(Request):
Would you restate all the data that follows, word for word?

>> Start Task material

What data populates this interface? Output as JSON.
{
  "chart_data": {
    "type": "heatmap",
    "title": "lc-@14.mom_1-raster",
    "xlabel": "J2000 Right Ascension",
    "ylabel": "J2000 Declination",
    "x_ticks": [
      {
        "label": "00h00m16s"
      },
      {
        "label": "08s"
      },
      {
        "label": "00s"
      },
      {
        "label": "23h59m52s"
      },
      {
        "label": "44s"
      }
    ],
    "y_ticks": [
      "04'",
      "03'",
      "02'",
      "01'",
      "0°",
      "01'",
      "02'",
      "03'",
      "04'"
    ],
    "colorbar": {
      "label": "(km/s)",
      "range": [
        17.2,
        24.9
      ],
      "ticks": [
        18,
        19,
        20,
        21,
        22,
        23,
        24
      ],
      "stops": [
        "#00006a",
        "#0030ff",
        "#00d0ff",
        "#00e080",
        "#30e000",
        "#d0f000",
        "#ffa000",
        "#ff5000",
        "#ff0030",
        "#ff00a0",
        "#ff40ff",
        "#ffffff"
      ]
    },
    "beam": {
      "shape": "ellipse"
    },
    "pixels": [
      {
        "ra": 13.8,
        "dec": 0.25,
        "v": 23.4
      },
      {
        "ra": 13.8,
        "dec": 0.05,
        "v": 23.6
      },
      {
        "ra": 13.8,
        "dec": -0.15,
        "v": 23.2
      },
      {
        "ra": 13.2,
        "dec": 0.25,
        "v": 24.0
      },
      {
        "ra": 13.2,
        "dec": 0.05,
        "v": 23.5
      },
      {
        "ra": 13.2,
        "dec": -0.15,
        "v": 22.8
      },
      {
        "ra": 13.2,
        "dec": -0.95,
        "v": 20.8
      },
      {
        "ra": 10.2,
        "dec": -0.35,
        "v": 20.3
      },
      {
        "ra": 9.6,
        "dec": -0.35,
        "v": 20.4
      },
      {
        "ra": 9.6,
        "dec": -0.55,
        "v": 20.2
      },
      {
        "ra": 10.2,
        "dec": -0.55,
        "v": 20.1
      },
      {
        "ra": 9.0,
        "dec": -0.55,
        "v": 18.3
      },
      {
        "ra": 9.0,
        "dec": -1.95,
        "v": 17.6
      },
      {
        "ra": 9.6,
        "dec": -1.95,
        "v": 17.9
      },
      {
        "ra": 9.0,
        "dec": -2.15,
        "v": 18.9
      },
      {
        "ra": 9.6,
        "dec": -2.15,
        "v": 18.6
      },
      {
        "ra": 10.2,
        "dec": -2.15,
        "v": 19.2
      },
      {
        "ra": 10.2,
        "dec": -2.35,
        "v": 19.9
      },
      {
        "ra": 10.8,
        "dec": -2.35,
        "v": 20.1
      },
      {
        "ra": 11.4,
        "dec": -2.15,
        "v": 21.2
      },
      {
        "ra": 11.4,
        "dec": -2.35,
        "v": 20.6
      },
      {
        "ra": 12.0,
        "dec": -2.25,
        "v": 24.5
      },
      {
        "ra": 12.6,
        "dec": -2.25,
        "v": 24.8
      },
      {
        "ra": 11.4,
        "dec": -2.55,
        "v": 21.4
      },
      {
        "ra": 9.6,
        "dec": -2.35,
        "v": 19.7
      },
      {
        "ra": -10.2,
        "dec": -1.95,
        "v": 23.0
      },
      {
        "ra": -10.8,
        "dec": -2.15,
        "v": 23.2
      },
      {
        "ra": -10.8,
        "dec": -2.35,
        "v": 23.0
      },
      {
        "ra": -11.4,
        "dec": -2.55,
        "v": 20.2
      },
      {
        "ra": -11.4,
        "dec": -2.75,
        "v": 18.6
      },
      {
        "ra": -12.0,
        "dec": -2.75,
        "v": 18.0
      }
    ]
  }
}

>> End Task material

(Written answer):
What data populates this interface? Output as JSON.
{
  "chart_data": {
    "type": "heatmap",
    "title": "lc-@14.mom_1-raster",
    "xlabel": "J2000 Right Ascension",
    "ylabel": "J2000 Declination",
    "x_ticks": [
      {
        "label": "00h00m16s"
      },
      {
        "label": "08s"
      },
      {
        "label": "00s"
      },
      {
        "label": "23h59m52s"
      },
      {
        "label": "44s"
      }
    ],
    "y_ticks": [
      "04'",
      "03'",
      "02'",
      "01'",
      "0°",
      "01'",
      "02'",
      "03'",
      "04'"
    ],
    "colorbar": {
      "label": "(km/s)",
      "range": [
        17.2,
        24.9
      ],
      "ticks": [
        18,
        19,
        20,
        21,
        22,
        23,
        24
      ],
      "stops": [
        "#00006a",
        "#0030ff",
        "#00d0ff",
        "#00e080",
        "#30e000",
        "#d0f000",
        "#ffa000",
        "#ff5000",
        "#ff0030",
        "#ff00a0",
        "#ff40ff",
        "#ffffff"
      ]
    },
    "beam": {
      "shape": "ellipse"
    },
    "pixels": [
      {
        "ra": 13.8,
        "dec": 0.25,
        "v": 23.4
      },
      {
        "ra": 13.8,
        "dec": 0.05,
        "v": 23.6
      },
      {
        "ra": 13.8,
        "dec": -0.15,
        "v": 23.2
      },
      {
        "ra": 13.2,
        "dec": 0.25,
        "v": 24.0
      },
      {
        "ra": 13.2,
        "dec": 0.05,
        "v": 23.5
      },
      {
        "ra": 13.2,
        "dec": -0.15,
        "v": 22.8
      },
      {
        "ra": 13.2,
        "dec": -0.95,
        "v": 20.8
      },
      {
        "ra": 10.2,
        "dec": -0.35,
        "v": 20.3
      },
      {
        "ra": 9.6,
        "dec": -0.35,
        "v": 20.4
      },
      {
        "ra": 9.6,
        "dec": -0.55,
        "v": 20.2
      },
      {
        "ra": 10.2,
        "dec": -0.55,
        "v": 20.1
      },
      {
        "ra": 9.0,
        "dec": -0.55,
        "v": 18.3
      },
      {
        "ra": 9.0,
        "dec": -1.95,
        "v": 17.6
      },
      {
        "ra": 9.6,
        "dec": -1.95,
        "v": 17.9
      },
      {
        "ra": 9.0,
        "dec": -2.15,
        "v": 18.9
      },
      {
        "ra": 9.6,
        "dec": -2.15,
        "v": 18.6
      },
      {
        "ra": 10.2,
        "dec": -2.15,
        "v": 19.2
      },
      {
        "ra": 10.2,
        "dec": -2.35,
        "v": 19.9
      },
      {
        "ra": 10.8,
        "dec": -2.35,
        "v": 20.1
      },
      {
        "ra": 11.4,
        "dec": -2.15,
        "v": 21.2
      },
      {
        "ra": 11.4,
        "dec": -2.35,
        "v": 20.6
      },
      {
        "ra": 12.0,
        "dec": -2.25,
        "v": 24.5
      },
      {
        "ra": 12.6,
        "dec": -2.25,
        "v": 24.8
      },
      {
        "ra": 11.4,
        "dec": -2.55,
        "v": 21.4
      },
      {
        "ra": 9.6,
        "dec": -2.35,
        "v": 19.7
      },
      {
        "ra": -10.2,
        "dec": -1.95,
        "v": 23.0
      },
      {
        "ra": -10.8,
        "dec": -2.15,
        "v": 23.2
      },
      {
        "ra": -10.8,
        "dec": -2.35,
        "v": 23.0
      },
      {
        "ra": -11.4,
        "dec": -2.55,
        "v": 20.2
      },
      {
        "ra": -11.4,
        "dec": -2.75,
        "v": 18.6
      },
      {
        "ra": -12.0,
        "dec": -2.75,
        "v": 18.0
      }
    ]
  }
}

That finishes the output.